> **Task objective**
Tally every line in the entries below that holds "dashed", then give only the total.

> **Information given**
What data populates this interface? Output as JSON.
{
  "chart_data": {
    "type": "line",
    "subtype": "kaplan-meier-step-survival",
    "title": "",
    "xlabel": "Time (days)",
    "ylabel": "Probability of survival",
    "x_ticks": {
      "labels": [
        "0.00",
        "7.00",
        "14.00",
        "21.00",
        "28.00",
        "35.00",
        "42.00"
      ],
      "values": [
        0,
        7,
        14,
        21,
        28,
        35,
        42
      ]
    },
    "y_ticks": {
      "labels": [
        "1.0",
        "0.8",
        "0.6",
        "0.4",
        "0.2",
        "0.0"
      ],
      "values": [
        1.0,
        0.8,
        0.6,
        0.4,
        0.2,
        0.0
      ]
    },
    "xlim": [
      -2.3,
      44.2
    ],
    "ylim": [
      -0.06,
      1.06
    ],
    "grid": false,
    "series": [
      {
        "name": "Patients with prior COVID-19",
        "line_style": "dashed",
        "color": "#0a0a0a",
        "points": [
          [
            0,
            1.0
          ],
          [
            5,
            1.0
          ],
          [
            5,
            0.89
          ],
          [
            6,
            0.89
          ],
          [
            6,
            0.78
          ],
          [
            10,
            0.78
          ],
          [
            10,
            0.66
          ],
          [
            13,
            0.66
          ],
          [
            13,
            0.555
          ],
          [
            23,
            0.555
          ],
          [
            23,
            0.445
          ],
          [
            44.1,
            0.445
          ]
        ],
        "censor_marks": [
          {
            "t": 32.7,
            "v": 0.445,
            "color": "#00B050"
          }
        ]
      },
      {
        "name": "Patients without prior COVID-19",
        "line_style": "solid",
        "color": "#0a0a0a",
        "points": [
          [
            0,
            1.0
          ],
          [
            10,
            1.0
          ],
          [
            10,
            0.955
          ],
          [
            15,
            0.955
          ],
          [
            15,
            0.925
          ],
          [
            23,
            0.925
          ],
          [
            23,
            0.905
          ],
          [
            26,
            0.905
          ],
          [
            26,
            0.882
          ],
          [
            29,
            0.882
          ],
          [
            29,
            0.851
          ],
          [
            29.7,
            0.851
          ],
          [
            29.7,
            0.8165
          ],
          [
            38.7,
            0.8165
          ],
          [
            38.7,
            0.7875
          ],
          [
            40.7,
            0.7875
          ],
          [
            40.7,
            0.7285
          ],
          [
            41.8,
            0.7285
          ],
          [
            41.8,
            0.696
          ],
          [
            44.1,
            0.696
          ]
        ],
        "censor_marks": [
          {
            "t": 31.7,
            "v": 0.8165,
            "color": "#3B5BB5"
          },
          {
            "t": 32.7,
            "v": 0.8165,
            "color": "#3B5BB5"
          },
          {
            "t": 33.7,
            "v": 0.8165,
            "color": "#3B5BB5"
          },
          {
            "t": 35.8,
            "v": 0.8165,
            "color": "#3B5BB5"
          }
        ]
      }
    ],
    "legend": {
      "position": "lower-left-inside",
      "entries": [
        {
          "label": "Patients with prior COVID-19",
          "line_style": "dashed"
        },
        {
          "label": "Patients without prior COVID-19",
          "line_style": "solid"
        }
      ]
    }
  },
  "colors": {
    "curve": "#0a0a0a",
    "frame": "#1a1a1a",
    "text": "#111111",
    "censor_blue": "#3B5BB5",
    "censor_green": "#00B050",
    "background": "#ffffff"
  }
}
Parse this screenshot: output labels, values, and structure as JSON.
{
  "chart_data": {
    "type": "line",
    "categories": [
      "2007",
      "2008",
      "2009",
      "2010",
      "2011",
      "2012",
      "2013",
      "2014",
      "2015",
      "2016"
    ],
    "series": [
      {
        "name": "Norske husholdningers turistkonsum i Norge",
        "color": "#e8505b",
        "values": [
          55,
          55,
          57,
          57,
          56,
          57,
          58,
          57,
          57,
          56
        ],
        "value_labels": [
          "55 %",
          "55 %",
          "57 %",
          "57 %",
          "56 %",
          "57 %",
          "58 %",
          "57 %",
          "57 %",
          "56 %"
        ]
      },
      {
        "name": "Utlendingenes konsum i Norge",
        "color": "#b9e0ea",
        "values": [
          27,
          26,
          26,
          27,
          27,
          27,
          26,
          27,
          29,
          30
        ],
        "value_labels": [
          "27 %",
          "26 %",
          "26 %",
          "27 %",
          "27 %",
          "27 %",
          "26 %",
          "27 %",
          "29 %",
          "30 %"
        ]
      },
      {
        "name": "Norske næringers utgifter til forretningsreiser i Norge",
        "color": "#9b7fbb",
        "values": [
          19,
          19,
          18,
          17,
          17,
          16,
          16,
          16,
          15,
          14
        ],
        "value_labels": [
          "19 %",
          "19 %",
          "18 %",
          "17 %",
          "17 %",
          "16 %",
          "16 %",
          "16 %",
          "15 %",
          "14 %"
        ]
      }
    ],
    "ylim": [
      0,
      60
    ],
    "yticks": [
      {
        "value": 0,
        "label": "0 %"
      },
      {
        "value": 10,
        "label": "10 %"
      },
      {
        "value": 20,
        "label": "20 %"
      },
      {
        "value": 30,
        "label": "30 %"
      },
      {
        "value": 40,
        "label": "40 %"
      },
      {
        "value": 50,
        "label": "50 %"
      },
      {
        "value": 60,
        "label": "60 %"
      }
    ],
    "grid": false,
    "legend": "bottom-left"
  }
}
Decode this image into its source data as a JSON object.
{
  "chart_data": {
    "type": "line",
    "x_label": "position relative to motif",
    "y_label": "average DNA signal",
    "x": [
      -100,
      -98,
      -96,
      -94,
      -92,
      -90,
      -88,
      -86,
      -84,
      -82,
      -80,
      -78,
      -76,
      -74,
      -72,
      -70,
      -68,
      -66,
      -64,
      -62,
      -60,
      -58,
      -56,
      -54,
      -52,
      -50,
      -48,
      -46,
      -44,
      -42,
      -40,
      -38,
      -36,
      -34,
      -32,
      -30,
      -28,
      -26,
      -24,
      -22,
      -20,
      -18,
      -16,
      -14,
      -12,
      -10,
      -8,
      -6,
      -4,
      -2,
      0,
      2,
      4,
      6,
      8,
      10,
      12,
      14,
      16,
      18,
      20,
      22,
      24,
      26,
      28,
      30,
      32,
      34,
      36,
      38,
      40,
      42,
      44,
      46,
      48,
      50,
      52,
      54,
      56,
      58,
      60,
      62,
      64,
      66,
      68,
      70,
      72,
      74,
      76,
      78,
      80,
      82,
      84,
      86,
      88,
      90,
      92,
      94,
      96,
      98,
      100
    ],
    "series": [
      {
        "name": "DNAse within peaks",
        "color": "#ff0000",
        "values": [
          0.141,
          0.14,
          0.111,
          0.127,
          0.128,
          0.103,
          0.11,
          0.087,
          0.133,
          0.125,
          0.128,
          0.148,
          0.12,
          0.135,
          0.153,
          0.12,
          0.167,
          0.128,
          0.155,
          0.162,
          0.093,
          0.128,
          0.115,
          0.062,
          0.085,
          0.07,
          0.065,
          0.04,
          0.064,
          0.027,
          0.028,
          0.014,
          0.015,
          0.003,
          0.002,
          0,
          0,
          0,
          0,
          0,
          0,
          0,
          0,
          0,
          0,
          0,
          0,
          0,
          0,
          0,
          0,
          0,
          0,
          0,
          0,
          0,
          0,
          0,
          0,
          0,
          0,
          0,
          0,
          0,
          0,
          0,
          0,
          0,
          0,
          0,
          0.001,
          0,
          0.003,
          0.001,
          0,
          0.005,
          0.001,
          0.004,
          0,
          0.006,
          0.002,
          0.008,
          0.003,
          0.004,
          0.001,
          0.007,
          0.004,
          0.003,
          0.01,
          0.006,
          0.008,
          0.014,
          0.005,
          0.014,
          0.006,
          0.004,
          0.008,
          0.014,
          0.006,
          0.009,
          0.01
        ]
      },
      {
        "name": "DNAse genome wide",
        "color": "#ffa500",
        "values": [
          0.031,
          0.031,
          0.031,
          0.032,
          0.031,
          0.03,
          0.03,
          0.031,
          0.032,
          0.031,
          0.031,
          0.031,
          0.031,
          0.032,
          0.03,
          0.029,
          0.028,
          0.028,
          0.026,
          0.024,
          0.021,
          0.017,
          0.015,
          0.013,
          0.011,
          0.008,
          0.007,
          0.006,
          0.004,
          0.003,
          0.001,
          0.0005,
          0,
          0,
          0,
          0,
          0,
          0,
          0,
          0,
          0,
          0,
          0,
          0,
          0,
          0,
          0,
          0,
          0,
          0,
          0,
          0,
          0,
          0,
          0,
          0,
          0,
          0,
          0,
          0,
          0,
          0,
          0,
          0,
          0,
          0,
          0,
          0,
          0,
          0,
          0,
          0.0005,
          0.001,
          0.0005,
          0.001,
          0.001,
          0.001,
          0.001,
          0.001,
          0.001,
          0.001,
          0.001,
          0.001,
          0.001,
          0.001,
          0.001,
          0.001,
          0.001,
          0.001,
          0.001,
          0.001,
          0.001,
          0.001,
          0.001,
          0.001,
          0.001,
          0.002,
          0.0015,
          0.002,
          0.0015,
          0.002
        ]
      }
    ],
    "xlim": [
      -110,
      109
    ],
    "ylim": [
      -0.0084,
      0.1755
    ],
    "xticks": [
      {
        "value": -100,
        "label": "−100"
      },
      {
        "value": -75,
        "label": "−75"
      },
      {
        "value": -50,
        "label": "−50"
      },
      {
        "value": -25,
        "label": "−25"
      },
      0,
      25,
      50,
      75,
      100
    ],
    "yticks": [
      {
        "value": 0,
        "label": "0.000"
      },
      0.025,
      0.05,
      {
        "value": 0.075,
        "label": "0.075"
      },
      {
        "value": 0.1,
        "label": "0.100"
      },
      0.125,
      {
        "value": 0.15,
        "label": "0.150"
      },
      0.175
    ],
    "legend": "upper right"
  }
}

> **Solved exercise**
2